### Given task:
Pick out every line that holds the string "subtitle" and copy it.

### Material supplied:

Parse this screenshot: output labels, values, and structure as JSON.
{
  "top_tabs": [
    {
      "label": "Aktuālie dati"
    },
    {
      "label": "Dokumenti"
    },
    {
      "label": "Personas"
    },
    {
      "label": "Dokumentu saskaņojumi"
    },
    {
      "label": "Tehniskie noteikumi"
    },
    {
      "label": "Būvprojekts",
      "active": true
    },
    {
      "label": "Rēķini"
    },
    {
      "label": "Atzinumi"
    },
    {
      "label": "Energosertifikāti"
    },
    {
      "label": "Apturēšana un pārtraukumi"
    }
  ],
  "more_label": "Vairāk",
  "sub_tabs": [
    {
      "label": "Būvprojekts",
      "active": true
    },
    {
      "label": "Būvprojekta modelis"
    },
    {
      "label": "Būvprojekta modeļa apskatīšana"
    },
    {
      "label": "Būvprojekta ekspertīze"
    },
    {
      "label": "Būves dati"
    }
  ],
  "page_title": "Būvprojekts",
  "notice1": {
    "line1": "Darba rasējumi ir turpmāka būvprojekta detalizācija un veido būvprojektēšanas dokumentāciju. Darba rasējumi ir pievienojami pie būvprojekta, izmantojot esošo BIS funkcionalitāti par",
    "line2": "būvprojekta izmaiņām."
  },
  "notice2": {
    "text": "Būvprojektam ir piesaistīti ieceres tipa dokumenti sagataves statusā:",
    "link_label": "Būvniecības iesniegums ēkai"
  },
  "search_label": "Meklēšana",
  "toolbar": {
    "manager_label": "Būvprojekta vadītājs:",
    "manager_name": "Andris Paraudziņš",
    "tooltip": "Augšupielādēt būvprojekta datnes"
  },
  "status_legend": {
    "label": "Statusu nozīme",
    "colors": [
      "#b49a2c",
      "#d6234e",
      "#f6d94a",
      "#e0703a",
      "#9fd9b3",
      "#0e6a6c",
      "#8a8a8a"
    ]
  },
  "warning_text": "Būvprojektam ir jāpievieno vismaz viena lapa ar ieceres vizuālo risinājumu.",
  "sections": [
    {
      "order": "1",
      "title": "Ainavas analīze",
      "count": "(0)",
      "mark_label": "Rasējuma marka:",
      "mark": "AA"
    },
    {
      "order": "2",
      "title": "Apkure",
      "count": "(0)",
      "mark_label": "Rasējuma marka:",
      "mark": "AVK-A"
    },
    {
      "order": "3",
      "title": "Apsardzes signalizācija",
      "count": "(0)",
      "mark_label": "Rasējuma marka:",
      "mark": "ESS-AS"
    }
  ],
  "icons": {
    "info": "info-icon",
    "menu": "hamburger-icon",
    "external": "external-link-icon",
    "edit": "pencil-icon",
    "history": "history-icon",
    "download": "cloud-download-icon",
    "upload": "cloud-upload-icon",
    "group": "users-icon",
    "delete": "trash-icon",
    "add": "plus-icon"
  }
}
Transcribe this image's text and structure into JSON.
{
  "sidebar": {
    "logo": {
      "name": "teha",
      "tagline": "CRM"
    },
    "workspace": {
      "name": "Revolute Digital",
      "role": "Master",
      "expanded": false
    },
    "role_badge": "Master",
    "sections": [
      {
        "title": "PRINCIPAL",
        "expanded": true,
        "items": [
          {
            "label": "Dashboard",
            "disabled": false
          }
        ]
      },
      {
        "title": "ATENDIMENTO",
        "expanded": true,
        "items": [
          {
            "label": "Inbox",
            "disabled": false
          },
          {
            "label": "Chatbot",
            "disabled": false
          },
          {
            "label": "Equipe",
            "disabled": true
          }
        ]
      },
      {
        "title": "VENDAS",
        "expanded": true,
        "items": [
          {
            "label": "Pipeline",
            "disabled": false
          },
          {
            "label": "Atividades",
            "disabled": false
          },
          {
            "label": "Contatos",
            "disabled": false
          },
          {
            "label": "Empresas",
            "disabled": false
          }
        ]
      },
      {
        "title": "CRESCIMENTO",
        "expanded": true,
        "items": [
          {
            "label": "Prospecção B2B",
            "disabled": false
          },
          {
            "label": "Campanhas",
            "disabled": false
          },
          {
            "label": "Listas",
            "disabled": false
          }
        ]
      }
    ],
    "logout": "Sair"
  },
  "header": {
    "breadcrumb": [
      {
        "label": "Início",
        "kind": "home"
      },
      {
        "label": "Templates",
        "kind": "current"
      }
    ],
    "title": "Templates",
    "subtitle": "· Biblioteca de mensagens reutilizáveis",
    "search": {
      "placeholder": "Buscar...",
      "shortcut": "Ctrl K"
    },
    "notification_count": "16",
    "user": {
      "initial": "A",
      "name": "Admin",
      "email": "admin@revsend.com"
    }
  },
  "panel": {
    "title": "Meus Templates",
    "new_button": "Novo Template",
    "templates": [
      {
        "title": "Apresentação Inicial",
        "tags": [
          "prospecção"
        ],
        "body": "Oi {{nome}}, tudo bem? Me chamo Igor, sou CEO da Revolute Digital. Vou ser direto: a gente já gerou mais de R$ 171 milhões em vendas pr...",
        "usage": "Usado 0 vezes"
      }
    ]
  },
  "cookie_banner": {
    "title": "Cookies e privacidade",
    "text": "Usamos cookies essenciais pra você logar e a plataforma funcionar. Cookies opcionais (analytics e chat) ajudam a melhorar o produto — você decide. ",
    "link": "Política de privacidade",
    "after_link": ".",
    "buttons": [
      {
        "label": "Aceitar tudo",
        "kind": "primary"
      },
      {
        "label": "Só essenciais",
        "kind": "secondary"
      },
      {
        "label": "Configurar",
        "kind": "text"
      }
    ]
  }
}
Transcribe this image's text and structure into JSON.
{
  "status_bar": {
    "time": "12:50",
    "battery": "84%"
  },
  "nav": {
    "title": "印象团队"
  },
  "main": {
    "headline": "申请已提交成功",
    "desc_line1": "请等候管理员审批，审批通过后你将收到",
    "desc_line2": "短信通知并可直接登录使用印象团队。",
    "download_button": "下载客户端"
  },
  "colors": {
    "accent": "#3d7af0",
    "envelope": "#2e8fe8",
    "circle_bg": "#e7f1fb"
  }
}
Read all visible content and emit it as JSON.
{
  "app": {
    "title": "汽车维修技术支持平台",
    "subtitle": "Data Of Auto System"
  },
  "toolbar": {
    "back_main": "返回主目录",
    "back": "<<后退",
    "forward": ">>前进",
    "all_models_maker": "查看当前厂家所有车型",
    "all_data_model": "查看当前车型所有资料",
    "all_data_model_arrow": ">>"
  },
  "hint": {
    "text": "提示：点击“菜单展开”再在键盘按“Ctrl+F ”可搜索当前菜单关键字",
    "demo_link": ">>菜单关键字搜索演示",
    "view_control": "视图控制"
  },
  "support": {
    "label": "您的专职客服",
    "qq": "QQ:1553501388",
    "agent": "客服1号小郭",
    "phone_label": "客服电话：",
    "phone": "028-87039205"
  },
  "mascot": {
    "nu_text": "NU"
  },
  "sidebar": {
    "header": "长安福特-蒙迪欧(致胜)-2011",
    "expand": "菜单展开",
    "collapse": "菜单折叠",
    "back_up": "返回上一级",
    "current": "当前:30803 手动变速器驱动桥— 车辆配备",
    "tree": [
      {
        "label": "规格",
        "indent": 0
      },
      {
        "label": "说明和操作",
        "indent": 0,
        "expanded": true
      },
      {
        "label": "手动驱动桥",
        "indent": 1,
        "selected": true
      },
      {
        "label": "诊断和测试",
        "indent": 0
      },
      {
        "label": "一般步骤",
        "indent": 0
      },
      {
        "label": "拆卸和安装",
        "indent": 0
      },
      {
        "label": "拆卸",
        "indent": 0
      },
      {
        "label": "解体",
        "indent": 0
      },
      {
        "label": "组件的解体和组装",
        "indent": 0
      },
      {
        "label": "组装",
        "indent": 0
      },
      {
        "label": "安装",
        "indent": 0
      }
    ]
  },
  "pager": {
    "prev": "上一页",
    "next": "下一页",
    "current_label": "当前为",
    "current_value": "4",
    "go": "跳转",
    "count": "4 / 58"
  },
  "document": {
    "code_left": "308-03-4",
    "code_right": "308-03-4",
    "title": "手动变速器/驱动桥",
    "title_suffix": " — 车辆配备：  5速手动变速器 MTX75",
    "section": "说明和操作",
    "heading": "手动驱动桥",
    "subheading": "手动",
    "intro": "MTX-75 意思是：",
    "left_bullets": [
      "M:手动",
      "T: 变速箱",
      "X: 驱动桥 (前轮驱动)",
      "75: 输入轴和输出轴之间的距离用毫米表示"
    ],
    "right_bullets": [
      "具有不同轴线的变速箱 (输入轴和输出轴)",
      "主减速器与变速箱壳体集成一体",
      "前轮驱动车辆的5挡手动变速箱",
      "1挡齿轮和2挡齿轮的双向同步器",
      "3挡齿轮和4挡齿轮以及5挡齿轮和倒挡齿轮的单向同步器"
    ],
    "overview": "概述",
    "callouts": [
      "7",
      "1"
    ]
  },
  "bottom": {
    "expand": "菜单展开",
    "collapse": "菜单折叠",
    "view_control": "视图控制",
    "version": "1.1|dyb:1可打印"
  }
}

### Written answer:
    "subtitle": "· Biblioteca de mensagens reutilizáveis",
    "subtitle": "Data Of Auto System"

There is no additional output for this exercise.